— Exercise brief —
Return the listing below exactly, with the pictures dropped.

— Data provided —
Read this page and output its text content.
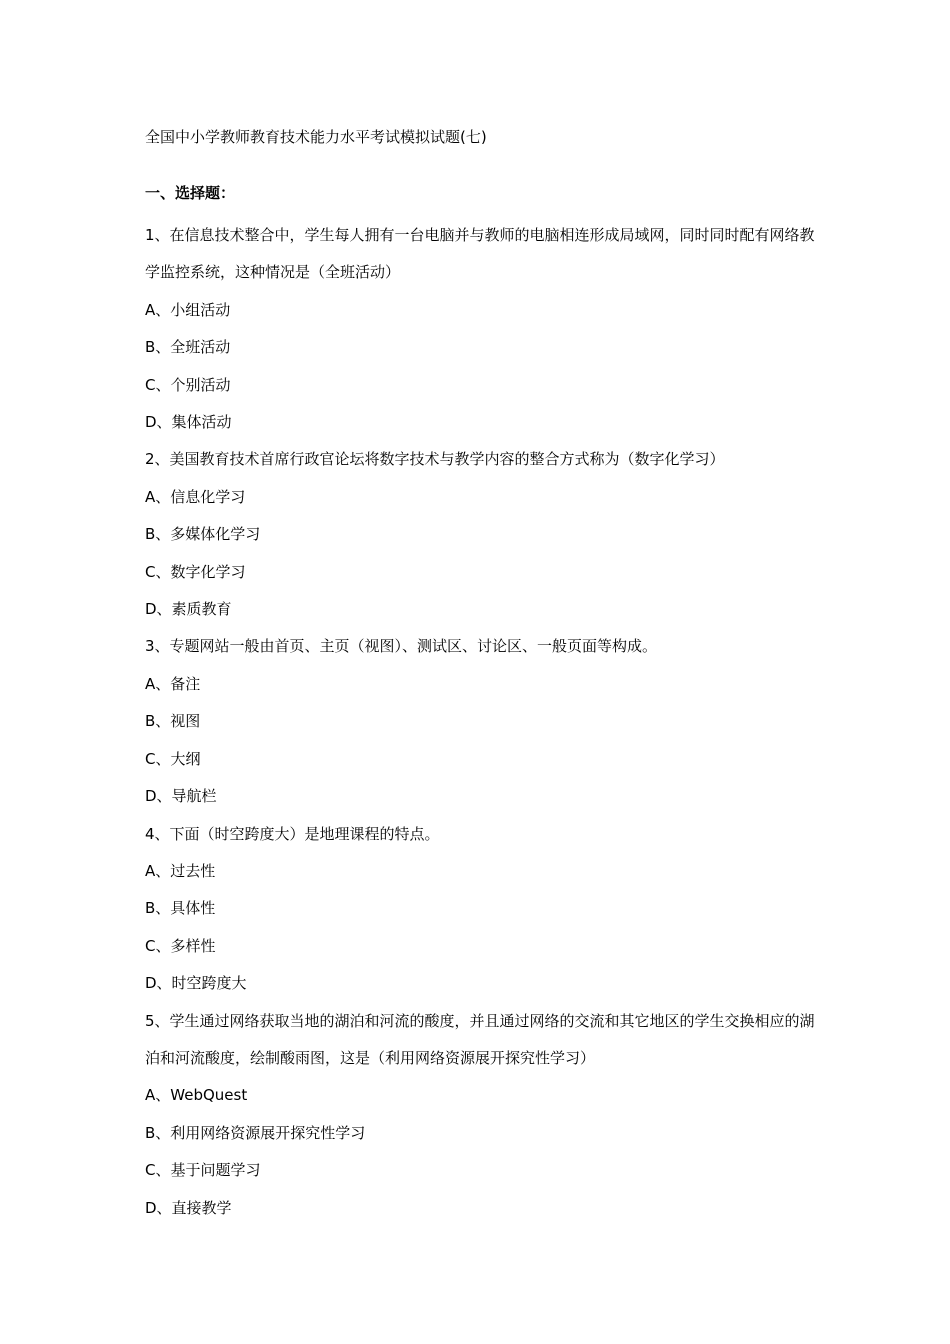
全国中小学教师教育技术能力水平考试模拟试题(七)
一、选择题：

1、在信息技术整合中，学生每人拥有一台电脑并与教师的电脑相连形成局域网，同时同时配有网络教学监控系统，这种情况是（全班活动）

A、小组活动

B、全班活动

C、个别活动

D、集体活动

2、美国教育技术首席行政官论坛将数字技术与教学内容的整合方式称为（数字化学习）

A、信息化学习

B、多媒体化学习

C、数字化学习

D、素质教育

3、专题网站一般由首页、主页（视图）、测试区、讨论区、一般页面等构成。

A、备注

B、视图

C、大纲

D、导航栏

4、下面（时空跨度大）是地理课程的特点。

A、过去性

B、具体性

C、多样性

D、时空跨度大

5、学生通过网络获取当地的湖泊和河流的酸度，并且通过网络的交流和其它地区的学生交换相应的湖泊和河流酸度，绘制酸雨图，这是（利用网络资源展开探究性学习）

A、WebQuest

B、利用网络资源展开探究性学习

C、基于问题学习

D、直接教学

— Full answer —
Read this page and output its text content.
全国中小学教师教育技术能力水平考试模拟试题(七)
一、选择题：

1、在信息技术整合中，学生每人拥有一台电脑并与教师的电脑相连形成局域网，同时同时配有网络教学监控系统，这种情况是（全班活动）

A、小组活动

B、全班活动

C、个别活动

D、集体活动

2、美国教育技术首席行政官论坛将数字技术与教学内容的整合方式称为（数字化学习）

A、信息化学习

B、多媒体化学习

C、数字化学习

D、素质教育

3、专题网站一般由首页、主页（视图）、测试区、讨论区、一般页面等构成。

A、备注

B、视图

C、大纲

D、导航栏

4、下面（时空跨度大）是地理课程的特点。

A、过去性

B、具体性

C、多样性

D、时空跨度大

5、学生通过网络获取当地的湖泊和河流的酸度，并且通过网络的交流和其它地区的学生交换相应的湖泊和河流酸度，绘制酸雨图，这是（利用网络资源展开探究性学习）

A、WebQuest

B、利用网络资源展开探究性学习

C、基于问题学习

D、直接教学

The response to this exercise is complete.